Please write out the complete listing that follows, exactly as it reads.
******
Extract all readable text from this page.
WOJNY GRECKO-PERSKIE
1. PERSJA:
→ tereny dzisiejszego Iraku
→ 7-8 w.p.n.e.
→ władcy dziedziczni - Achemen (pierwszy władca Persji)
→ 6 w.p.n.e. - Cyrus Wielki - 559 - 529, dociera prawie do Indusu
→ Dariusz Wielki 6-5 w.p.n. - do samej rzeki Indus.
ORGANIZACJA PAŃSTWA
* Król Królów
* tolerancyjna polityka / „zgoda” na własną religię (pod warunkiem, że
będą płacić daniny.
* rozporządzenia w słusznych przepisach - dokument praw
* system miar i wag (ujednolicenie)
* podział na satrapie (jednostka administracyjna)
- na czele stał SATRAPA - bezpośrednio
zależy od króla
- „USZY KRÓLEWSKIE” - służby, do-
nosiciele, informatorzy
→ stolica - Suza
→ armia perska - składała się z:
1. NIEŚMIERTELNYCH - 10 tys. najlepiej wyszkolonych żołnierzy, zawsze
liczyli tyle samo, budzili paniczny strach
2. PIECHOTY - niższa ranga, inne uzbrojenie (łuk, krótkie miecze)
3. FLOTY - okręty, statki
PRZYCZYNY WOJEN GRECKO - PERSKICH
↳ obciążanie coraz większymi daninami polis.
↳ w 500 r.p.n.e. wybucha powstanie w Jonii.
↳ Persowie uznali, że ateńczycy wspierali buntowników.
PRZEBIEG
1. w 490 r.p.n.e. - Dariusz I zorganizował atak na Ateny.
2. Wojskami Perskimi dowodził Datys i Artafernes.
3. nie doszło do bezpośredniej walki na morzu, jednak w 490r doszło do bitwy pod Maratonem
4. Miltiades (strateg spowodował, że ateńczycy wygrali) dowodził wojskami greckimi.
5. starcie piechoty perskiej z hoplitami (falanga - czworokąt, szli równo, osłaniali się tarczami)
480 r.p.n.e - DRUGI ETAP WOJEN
******
- [SOLUTION BELOW]
Extract all readable text from this page.
WOJNY GRECKO-PERSKIE
1. PERSJA:
→ tereny dzisiejszego Iraku
→ 7-8 w.p.n.e.
→ władcy dziedziczni - Achemen (pierwszy władca Persji)
→ 6 w.p.n.e. - Cyrus Wielki - 559 - 529, dociera prawie do Indusu
→ Dariusz Wielki 6-5 w.p.n. - do samej rzeki Indus.
ORGANIZACJA PAŃSTWA
* Król Królów
* tolerancyjna polityka / „zgoda” na własną religię (pod warunkiem, że
będą płacić daniny.
* rozporządzenia w słusznych przepisach - dokument praw
* system miar i wag (ujednolicenie)
* podział na satrapie (jednostka administracyjna)
- na czele stał SATRAPA - bezpośrednio
zależy od króla
- „USZY KRÓLEWSKIE” - służby, do-
nosiciele, informatorzy
→ stolica - Suza
→ armia perska - składała się z:
1. NIEŚMIERTELNYCH - 10 tys. najlepiej wyszkolonych żołnierzy, zawsze
liczyli tyle samo, budzili paniczny strach
2. PIECHOTY - niższa ranga, inne uzbrojenie (łuk, krótkie miecze)
3. FLOTY - okręty, statki
PRZYCZYNY WOJEN GRECKO - PERSKICH
↳ obciążanie coraz większymi daninami polis.
↳ w 500 r.p.n.e. wybucha powstanie w Jonii.
↳ Persowie uznali, że ateńczycy wspierali buntowników.
PRZEBIEG
1. w 490 r.p.n.e. - Dariusz I zorganizował atak na Ateny.
2. Wojskami Perskimi dowodził Datys i Artafernes.
3. nie doszło do bezpośredniej walki na morzu, jednak w 490r doszło do bitwy pod Maratonem
4. Miltiades (strateg spowodował, że ateńczycy wygrali) dowodził wojskami greckimi.
5. starcie piechoty perskiej z hoplitami (falanga - czworokąt, szli równo, osłaniali się tarczami)
480 r.p.n.e - DRUGI ETAP WOJEN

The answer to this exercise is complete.